» Estratto della fonte
· · · ·
Tre inumazioni affiorano a San Giorgio di Mantova. Eccezionale stato di conservazione. Ne parla l’archeologo Simone Sestito, che ha diretto gli scavi sul campo.
Il territorio mantovano presenta, da nord a sud, diverse aree assai ricche dal punto di vista archeologico, che hanno riservato negli anni e svelano tuttora importanti testimonianze del passato, in un arco temporale che va dal neolitico al periodo etrusco e romano fino all’età medievale.
Una nuova recente scoperta ha aggiunto un ulteriore tassello alla conoscenza degli antichi abitanti di questo lembo dell’odierna Lombardia: sono venute alla luce tre tombe dell’Età del Rame, di cui due in eccezionale stato di conservazione. Accanto agli scheletri, sono stati rinvenuti pugnali e punte di frecce. Il contesto presenta anche evidenze di epoca medievale.
Della scoperta ha parlato il dottor Simone Sestito, funzionario archeologo della Soprintendenza Archeologia Belle Arti e Paesaggio di Cremona Mantova e Lodi, che ha diretto e seguito personalmente gli scavi in loco.
La prima domanda è: dove, come e quando?
Ci troviamo nel Comune di San Giorgio – Bigarello, alle porte di Mantova, dove sono in corso i lavori di riqualificazione d’un parco pubblico in Via Tobagi, località Mottella. L’indagine archeologica, svolta in questo mese di novembre 2023, è stata motivata proprio dalle opere pubbliche in una zona già nota per rivestire uno speciale interesse archeologico. È pertanto stata attivata quella che si chiama “assistenza archeologica”: si tratta di un’attività di tutela e prevenzione che rientra nell’ambito dei lavori indetti e interamente finanziati dal Comune.
· · · ·
Annotazioni degli elementi di impaginazione:

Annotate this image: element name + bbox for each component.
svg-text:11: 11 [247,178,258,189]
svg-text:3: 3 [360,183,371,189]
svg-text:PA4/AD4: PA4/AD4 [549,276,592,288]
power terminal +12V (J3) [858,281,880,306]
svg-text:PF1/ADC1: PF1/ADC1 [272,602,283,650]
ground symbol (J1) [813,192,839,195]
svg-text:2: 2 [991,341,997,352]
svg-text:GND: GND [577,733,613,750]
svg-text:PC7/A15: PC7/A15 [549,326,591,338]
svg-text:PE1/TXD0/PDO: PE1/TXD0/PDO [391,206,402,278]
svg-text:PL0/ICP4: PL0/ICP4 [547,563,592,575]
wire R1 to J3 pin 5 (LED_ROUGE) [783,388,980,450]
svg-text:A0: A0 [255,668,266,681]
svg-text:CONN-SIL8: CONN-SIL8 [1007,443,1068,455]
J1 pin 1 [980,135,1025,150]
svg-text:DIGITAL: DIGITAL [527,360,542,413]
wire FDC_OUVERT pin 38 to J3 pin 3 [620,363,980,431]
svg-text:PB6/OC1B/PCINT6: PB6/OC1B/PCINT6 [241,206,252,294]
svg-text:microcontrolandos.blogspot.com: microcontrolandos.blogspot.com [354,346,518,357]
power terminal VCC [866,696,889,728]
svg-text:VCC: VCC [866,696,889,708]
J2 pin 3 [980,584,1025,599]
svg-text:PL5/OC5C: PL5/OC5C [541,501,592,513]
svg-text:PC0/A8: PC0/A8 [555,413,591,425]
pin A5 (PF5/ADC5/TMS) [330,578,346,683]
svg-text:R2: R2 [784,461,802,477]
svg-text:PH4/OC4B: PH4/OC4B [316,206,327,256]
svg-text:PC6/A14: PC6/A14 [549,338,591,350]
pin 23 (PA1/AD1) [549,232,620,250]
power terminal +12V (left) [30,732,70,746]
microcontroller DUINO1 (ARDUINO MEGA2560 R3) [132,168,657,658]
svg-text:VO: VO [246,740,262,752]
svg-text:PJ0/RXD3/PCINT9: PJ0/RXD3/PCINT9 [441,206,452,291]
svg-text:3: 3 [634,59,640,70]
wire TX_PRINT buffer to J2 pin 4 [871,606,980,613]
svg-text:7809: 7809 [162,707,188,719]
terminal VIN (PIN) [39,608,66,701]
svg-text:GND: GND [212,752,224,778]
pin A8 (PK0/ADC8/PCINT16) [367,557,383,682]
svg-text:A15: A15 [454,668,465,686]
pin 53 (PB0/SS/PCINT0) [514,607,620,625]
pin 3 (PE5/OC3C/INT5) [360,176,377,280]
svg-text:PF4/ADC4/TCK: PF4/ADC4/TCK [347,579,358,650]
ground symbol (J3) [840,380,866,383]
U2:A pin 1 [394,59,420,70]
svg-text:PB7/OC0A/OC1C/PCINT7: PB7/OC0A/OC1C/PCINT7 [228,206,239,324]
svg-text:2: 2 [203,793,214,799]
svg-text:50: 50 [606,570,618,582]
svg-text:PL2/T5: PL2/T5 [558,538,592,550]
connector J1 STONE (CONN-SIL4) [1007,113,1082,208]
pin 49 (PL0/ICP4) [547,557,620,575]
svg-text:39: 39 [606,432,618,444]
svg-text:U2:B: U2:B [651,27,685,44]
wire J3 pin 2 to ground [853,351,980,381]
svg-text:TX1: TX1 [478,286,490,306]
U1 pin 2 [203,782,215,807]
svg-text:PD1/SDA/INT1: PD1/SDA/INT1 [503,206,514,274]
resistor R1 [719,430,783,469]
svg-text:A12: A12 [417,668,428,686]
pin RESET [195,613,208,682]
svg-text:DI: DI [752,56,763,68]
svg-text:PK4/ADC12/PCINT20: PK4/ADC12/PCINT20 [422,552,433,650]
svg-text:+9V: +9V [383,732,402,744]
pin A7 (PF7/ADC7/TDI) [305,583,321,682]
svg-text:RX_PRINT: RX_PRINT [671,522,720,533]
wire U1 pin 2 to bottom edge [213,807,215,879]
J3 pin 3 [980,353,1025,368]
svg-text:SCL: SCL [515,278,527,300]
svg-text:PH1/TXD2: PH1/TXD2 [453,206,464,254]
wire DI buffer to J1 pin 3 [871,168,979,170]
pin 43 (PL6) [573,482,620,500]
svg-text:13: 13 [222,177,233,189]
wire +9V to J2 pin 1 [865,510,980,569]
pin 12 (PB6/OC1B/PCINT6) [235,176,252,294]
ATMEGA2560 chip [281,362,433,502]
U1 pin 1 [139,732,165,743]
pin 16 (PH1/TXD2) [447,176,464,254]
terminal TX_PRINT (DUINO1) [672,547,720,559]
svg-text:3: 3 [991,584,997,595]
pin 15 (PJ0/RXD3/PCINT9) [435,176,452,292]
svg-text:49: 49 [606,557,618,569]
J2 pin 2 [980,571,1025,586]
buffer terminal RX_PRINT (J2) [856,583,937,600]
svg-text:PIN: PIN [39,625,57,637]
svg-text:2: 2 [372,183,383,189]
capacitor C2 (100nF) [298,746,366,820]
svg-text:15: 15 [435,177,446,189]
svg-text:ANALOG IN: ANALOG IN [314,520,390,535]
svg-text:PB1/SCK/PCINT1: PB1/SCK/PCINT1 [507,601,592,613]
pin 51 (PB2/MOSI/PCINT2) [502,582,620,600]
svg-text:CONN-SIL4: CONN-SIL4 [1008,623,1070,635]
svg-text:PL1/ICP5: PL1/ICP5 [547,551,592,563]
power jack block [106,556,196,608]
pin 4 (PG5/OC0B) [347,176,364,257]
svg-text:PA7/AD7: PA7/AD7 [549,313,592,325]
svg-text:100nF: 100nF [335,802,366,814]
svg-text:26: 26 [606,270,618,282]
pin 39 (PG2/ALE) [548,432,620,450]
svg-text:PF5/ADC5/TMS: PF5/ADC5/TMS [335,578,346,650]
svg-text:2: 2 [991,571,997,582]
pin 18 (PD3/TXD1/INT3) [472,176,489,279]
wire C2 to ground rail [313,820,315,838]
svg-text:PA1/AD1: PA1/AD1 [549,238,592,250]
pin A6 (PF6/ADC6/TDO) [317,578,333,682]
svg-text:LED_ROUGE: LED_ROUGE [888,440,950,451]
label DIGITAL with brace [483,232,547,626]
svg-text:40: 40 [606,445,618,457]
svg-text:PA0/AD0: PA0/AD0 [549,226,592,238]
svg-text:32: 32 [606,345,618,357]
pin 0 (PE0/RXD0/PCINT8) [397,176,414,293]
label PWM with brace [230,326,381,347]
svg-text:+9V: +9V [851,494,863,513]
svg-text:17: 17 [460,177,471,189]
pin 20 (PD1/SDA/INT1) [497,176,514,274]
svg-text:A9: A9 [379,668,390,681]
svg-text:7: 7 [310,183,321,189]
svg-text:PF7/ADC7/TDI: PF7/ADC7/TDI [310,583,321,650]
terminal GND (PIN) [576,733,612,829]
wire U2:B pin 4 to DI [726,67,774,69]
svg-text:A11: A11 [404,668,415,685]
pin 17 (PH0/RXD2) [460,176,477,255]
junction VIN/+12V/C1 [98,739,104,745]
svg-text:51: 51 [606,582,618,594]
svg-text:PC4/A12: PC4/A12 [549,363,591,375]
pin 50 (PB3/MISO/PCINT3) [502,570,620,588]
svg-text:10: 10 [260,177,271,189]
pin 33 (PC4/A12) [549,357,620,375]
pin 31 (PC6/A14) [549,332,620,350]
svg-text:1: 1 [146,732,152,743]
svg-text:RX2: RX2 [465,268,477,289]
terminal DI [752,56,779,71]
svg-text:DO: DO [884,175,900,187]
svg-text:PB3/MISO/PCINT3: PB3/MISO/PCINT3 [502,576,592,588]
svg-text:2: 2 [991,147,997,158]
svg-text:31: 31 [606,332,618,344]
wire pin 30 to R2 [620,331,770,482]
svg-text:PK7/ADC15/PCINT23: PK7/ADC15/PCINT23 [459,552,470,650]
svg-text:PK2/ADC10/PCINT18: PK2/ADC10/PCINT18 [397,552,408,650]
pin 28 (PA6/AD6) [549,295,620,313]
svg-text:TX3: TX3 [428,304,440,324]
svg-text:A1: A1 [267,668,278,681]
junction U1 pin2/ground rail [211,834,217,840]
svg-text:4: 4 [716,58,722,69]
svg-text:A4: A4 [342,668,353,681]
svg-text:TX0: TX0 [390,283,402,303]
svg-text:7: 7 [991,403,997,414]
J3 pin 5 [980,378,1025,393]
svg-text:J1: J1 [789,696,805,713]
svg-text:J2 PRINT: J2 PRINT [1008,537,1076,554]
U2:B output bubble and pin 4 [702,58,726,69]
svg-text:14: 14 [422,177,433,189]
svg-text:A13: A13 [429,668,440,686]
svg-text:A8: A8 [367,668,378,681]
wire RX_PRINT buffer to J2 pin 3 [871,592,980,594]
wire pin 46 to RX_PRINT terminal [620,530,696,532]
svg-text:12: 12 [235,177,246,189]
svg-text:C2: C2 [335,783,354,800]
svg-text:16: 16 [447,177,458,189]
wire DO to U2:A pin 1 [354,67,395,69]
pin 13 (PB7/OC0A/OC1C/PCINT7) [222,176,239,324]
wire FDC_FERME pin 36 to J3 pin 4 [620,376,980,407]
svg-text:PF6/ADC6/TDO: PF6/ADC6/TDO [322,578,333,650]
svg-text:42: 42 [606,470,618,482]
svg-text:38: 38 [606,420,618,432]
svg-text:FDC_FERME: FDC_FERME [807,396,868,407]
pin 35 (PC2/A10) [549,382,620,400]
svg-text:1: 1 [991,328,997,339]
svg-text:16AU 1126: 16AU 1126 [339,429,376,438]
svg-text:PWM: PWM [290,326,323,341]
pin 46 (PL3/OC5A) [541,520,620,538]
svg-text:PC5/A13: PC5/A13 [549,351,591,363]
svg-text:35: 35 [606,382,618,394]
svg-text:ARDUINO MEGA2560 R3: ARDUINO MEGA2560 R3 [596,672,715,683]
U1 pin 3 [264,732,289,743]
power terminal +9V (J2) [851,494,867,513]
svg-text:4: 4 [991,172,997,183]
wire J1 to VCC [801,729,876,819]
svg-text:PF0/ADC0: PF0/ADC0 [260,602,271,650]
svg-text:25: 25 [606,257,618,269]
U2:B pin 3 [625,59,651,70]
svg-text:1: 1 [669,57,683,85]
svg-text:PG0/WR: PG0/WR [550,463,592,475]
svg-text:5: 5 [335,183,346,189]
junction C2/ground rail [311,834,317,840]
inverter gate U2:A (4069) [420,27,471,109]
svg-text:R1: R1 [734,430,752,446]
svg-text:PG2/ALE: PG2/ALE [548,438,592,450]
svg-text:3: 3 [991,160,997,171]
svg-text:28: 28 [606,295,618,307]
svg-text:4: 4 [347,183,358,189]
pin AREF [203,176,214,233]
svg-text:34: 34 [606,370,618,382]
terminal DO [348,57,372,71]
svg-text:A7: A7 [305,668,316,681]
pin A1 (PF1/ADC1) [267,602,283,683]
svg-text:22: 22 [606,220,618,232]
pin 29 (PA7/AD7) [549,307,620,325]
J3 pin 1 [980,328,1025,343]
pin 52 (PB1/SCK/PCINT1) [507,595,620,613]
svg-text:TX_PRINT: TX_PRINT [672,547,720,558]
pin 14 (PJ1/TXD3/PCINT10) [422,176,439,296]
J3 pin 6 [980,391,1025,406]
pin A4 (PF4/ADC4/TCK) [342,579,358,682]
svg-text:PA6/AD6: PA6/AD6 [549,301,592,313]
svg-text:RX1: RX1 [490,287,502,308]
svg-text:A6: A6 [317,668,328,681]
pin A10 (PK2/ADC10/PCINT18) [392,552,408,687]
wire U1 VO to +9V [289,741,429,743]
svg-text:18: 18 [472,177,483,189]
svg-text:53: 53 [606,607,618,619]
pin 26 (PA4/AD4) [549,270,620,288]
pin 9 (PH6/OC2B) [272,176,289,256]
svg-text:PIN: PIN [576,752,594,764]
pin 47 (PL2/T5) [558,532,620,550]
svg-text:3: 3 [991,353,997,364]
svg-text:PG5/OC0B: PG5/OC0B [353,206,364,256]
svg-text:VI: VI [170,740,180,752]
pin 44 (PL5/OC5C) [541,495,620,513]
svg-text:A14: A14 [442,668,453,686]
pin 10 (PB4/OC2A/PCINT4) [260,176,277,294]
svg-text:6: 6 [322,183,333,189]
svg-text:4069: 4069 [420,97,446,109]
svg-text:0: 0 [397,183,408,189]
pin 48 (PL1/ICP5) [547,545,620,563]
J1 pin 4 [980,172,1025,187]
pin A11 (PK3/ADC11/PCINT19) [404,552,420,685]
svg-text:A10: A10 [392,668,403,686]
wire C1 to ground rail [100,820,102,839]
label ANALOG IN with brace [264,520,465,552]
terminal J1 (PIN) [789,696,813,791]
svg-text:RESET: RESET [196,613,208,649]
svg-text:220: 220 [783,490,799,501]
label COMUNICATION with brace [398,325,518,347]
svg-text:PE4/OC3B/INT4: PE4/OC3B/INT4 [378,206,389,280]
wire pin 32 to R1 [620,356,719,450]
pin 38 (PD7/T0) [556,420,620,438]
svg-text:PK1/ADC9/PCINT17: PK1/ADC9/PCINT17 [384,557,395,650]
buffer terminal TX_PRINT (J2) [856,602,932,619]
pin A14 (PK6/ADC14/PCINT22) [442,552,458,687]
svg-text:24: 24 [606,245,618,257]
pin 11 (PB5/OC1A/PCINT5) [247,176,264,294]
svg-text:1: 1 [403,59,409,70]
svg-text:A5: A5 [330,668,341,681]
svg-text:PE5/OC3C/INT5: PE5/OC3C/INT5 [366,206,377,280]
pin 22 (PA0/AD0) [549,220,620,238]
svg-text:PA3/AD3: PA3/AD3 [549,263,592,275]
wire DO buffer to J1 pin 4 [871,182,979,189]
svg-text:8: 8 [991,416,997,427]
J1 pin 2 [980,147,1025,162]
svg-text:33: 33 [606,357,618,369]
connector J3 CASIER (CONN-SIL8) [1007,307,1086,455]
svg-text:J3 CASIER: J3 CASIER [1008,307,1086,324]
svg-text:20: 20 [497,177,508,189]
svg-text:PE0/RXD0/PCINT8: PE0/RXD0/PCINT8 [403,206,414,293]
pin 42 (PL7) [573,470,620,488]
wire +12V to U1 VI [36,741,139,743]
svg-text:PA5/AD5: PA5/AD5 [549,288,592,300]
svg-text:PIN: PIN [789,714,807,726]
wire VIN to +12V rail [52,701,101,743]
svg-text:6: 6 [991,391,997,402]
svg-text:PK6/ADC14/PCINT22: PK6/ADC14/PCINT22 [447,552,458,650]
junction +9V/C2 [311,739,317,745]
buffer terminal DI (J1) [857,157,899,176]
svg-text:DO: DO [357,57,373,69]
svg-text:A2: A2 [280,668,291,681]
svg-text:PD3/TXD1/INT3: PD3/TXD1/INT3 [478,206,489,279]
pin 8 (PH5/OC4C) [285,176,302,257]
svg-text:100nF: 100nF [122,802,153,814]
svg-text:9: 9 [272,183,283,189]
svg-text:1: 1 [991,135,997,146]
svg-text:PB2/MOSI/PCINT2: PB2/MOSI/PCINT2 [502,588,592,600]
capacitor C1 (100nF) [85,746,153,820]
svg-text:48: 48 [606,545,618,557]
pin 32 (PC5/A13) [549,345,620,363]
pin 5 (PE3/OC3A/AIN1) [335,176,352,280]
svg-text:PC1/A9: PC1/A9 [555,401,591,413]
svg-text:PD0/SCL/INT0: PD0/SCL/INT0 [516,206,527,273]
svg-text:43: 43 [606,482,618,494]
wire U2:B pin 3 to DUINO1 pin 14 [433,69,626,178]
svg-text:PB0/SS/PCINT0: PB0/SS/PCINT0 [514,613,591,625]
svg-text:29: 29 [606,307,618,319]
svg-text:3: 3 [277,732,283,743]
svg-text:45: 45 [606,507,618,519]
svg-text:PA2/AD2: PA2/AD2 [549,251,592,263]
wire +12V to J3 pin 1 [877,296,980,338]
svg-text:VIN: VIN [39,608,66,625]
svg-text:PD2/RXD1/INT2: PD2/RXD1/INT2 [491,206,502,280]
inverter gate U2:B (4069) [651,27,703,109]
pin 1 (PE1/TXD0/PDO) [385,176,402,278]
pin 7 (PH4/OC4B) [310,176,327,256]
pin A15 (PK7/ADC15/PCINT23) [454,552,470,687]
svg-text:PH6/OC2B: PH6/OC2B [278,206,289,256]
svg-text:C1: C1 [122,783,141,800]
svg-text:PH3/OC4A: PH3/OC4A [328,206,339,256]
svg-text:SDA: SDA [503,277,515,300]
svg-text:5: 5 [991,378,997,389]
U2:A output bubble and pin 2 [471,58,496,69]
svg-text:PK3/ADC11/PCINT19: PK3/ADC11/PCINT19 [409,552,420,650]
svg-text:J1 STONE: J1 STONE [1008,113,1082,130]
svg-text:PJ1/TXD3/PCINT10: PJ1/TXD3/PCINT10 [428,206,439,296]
· · · ·
» Consegna 1
Secondo l'articolo sulle tombe di San Giorgio di Mantova, in quale mese e anno si è svolta l'indagine archeologica?
» Consegna 2
Indica se ciascuna affermazione concorda con l'articolo sulle tombe di San Giorgio di Mantova, rispondendo sì o no e citando le parole decisive del testo.
(a) Tutte e tre le tombe dell'Età del Rame sono in eccezionale stato di conservazione.
(b) Accanto agli scheletri sono stati trovati pugnali e punte di frecce.
(c) I lavori di riqualificazione del parco sono finanziati dalla Regione.
» Consegna 3
Prosegui l'articolo sulle tombe di San Giorgio di Mantova a partire dall'ultima frase riportata.
Le voci non hanno alcun legame con l'articolo.

» Risultato 1
Nel novembre 2023.

» Risultato 2
(a) No: "di cui due in eccezionale stato di conservazione".
(b) Sì: "Accanto agli scheletri, sono stati rinvenuti pugnali e punte di frecce."
(c) No: "lavori indetti e interamente finanziati dal Comune".

» Risultato 3
In base a quali elementi siete arrivati alla datazione delle tombe all’Età del Rame?
Nel corso dei movimenti di terra previsti dal progetto è stato rinvenuto un contesto pluristratificato. Abbiamo una prima fase di frequentazione connotata dalla presenza di tre inumazioni, due delle quali conservate in maniera straordinaria. Si tratta di fosse in nuda terra. Gli arti inferiori dei due scheletri, giunti fino a noi quasi intatti, si presentano flessi: la posizione è sicuramente un elemento che, assieme al corredo, ci permette di collocare temporalmente la tomba all’Età del Rame.
Si tratta di uomini o donne? Quali sono i corredi funebri?
Sembrerebbero due uomini perché il corredo è di armi. In una sepoltura abbiamo trovato un pugnale in selce e una punta di freccia sempre in selce. La seconda presenta un altro pugnale e cinque punte di freccia, anche questi tutti in selce. La terza tomba è peggio conservata e si è salvato poco.
Quale sarà il destino delle tombe?
Dato l’eccezionale stato di conservazione di una tomba in particolare e il suo valore scientifico, la Soprintendenza, in accordo col Comune, ha deciso di prelevarla con il suo “pane di terra”. Pertanto lo scheletro è stato “casserato”, ossia si è realizzata una cassaforma sui quattro lati e si è poi infilata una piastra metallica al di sotto per tagliare il terreno. La cassa così ottenuta è stata portata in un deposito messo a disposizione dal Complesso Museale di Palazzo Ducale di Mantova.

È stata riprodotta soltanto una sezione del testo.